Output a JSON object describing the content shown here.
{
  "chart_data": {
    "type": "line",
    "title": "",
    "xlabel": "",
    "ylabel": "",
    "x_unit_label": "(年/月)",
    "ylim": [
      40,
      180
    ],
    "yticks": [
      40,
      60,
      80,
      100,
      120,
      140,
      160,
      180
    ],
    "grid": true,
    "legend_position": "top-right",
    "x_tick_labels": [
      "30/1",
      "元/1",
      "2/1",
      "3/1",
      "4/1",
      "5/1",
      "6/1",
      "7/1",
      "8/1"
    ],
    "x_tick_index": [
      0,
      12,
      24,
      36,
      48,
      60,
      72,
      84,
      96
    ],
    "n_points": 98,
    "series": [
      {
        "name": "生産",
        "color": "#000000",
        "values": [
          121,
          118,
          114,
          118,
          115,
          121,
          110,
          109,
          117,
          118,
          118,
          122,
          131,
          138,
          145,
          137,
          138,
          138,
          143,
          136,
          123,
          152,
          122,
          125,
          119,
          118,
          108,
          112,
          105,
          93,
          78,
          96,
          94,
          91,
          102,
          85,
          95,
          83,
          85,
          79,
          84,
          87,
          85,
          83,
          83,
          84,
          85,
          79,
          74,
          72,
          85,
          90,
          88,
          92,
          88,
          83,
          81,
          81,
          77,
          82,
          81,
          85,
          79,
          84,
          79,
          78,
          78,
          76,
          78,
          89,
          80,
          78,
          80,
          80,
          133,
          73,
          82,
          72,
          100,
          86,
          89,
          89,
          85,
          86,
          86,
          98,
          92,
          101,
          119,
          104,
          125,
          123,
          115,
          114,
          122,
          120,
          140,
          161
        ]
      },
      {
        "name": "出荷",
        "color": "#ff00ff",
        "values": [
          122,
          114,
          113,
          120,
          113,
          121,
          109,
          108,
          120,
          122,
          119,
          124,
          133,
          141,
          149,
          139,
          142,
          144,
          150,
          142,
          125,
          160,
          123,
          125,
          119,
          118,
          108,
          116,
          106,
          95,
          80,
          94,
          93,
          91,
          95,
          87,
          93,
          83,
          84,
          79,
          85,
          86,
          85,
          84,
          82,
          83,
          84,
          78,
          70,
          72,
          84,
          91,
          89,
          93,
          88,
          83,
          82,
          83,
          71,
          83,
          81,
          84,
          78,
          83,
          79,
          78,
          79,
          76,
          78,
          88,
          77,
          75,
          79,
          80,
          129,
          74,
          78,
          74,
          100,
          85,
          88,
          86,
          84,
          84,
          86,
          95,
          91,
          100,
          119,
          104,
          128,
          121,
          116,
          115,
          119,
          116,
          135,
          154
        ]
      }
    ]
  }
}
== == ==
Work to be completed
Each line of the listing above should be output exactly.

Reply
Output a JSON object describing the content shown here.
{
  "chart_data": {
    "type": "line",
    "title": "",
    "xlabel": "",
    "ylabel": "",
    "x_unit_label": "(年/月)",
    "ylim": [
      40,
      180
    ],
    "yticks": [
      40,
      60,
      80,
      100,
      120,
      140,
      160,
      180
    ],
    "grid": true,
    "legend_position": "top-right",
    "x_tick_labels": [
      "30/1",
      "元/1",
      "2/1",
      "3/1",
      "4/1",
      "5/1",
      "6/1",
      "7/1",
      "8/1"
    ],
    "x_tick_index": [
      0,
      12,
      24,
      36,
      48,
      60,
      72,
      84,
      96
    ],
    "n_points": 98,
    "series": [
      {
        "name": "生産",
        "color": "#000000",
        "values": [
          121,
          118,
          114,
          118,
          115,
          121,
          110,
          109,
          117,
          118,
          118,
          122,
          131,
          138,
          145,
          137,
          138,
          138,
          143,
          136,
          123,
          152,
          122,
          125,
          119,
          118,
          108,
          112,
          105,
          93,
          78,
          96,
          94,
          91,
          102,
          85,
          95,
          83,
          85,
          79,
          84,
          87,
          85,
          83,
          83,
          84,
          85,
          79,
          74,
          72,
          85,
          90,
          88,
          92,
          88,
          83,
          81,
          81,
          77,
          82,
          81,
          85,
          79,
          84,
          79,
          78,
          78,
          76,
          78,
          89,
          80,
          78,
          80,
          80,
          133,
          73,
          82,
          72,
          100,
          86,
          89,
          89,
          85,
          86,
          86,
          98,
          92,
          101,
          119,
          104,
          125,
          123,
          115,
          114,
          122,
          120,
          140,
          161
        ]
      },
      {
        "name": "出荷",
        "color": "#ff00ff",
        "values": [
          122,
          114,
          113,
          120,
          113,
          121,
          109,
          108,
          120,
          122,
          119,
          124,
          133,
          141,
          149,
          139,
          142,
          144,
          150,
          142,
          125,
          160,
          123,
          125,
          119,
          118,
          108,
          116,
          106,
          95,
          80,
          94,
          93,
          91,
          95,
          87,
          93,
          83,
          84,
          79,
          85,
          86,
          85,
          84,
          82,
          83,
          84,
          78,
          70,
          72,
          84,
          91,
          89,
          93,
          88,
          83,
          82,
          83,
          71,
          83,
          81,
          84,
          78,
          83,
          79,
          78,
          79,
          76,
          78,
          88,
          77,
          75,
          79,
          80,
          129,
          74,
          78,
          74,
          100,
          85,
          88,
          86,
          84,
          84,
          86,
          95,
          91,
          100,
          119,
          104,
          128,
          121,
          116,
          115,
          119,
          116,
          135,
          154
        ]
      }
    ]
  }
}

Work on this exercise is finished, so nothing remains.